> [Exercise details]: Say how many lines hold the string "gedisciplineerd"; please write nothing but the number.

> [Dataset content]:
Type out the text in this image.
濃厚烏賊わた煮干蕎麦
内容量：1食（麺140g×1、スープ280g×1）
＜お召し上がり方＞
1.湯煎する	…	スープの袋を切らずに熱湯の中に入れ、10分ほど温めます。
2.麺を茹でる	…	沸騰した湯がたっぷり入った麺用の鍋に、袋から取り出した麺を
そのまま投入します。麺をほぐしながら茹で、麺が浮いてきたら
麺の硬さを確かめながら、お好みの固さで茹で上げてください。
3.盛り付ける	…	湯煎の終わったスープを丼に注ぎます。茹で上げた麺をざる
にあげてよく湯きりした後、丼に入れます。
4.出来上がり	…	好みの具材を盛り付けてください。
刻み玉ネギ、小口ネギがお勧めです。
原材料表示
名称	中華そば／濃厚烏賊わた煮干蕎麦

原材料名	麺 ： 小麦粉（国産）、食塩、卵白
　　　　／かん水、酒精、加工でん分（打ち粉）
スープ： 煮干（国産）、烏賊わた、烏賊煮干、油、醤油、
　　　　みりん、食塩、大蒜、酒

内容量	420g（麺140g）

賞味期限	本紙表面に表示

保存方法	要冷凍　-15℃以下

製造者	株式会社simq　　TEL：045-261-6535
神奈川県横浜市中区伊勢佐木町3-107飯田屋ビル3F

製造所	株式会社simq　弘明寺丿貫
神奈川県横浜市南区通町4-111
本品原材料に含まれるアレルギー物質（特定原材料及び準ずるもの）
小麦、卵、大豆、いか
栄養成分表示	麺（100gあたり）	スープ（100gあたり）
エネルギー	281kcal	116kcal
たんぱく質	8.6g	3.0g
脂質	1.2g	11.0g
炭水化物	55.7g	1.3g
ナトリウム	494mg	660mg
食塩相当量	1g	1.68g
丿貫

...

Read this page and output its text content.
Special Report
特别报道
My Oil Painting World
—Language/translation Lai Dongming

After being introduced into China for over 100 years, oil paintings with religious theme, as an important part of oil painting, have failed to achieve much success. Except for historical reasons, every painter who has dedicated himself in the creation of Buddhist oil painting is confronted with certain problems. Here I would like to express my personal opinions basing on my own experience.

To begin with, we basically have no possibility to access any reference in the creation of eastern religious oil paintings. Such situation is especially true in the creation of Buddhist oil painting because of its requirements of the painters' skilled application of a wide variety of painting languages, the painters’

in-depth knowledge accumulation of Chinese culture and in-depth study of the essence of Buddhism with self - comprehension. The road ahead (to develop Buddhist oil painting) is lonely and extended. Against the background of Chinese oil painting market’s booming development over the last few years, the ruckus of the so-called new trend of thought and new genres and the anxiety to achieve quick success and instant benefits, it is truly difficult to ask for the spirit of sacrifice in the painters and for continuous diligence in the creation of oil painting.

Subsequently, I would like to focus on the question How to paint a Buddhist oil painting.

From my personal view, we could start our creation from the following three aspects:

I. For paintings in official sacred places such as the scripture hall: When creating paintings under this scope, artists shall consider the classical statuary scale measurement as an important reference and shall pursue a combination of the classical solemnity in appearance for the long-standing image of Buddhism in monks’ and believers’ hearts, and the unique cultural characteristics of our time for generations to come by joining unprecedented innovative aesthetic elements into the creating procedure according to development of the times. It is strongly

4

==

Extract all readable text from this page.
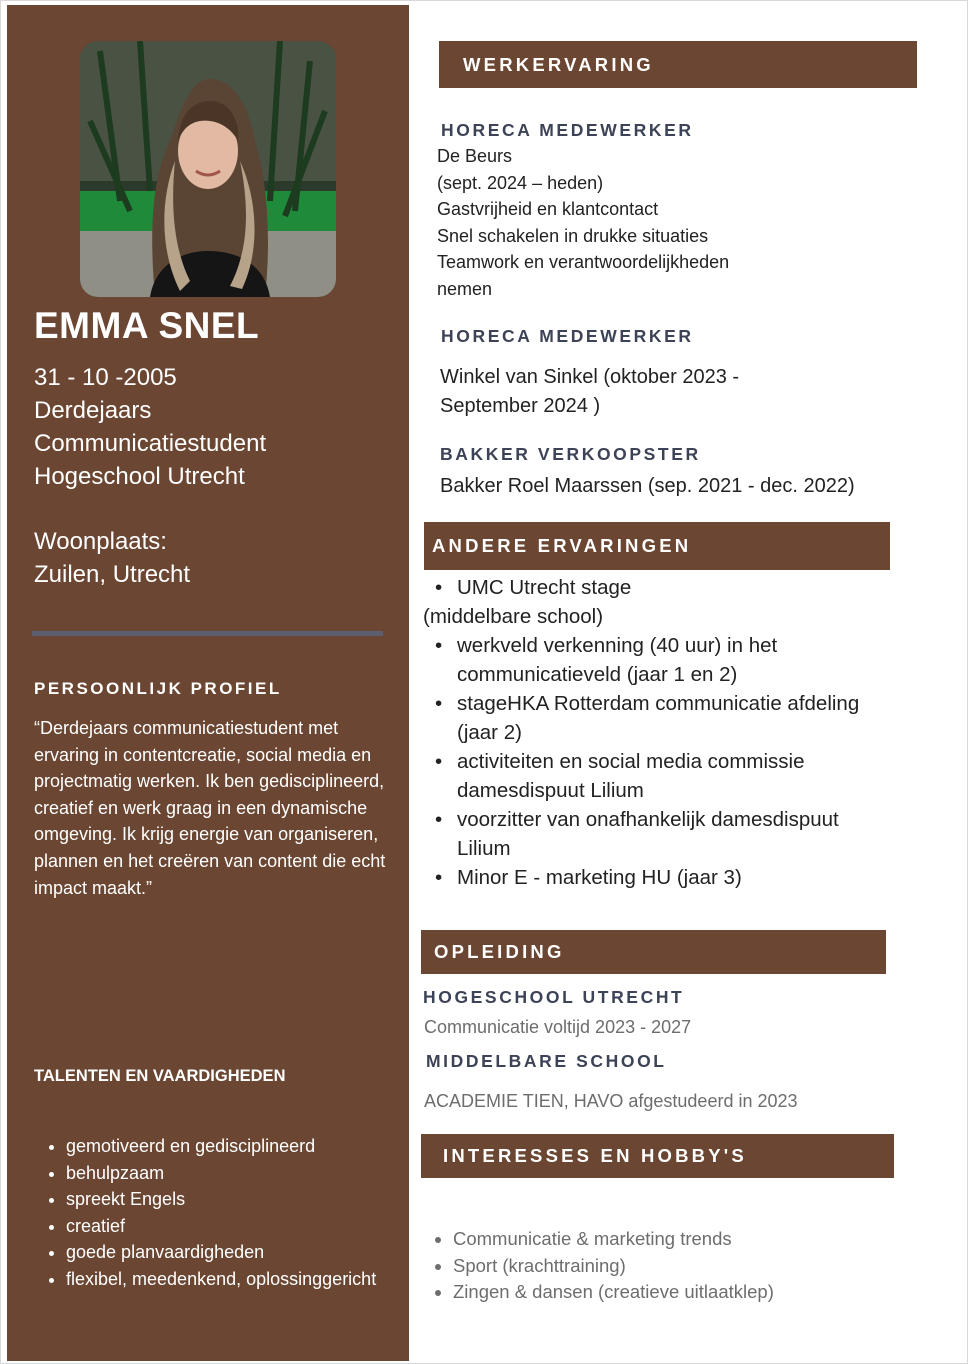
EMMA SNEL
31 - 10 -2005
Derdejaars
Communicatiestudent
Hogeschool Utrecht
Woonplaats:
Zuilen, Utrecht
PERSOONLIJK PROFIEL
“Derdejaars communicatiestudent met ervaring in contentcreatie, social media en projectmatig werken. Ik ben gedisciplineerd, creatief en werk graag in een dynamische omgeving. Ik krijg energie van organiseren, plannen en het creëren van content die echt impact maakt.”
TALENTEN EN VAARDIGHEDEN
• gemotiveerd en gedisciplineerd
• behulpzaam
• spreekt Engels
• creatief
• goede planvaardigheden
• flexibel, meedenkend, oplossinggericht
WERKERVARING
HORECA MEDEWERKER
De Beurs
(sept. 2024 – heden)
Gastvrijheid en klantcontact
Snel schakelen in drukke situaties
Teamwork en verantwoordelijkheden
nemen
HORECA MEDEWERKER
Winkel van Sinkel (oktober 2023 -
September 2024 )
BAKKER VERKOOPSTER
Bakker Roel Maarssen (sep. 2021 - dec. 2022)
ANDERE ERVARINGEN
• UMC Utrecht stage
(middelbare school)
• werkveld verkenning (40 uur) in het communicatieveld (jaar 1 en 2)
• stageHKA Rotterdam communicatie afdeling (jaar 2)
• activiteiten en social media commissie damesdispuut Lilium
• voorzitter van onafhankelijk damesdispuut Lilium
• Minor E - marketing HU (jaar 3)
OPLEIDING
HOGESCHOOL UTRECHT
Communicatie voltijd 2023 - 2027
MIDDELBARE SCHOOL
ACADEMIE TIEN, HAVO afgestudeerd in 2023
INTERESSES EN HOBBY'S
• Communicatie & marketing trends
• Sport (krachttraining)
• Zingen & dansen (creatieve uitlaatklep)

> [Result]: 2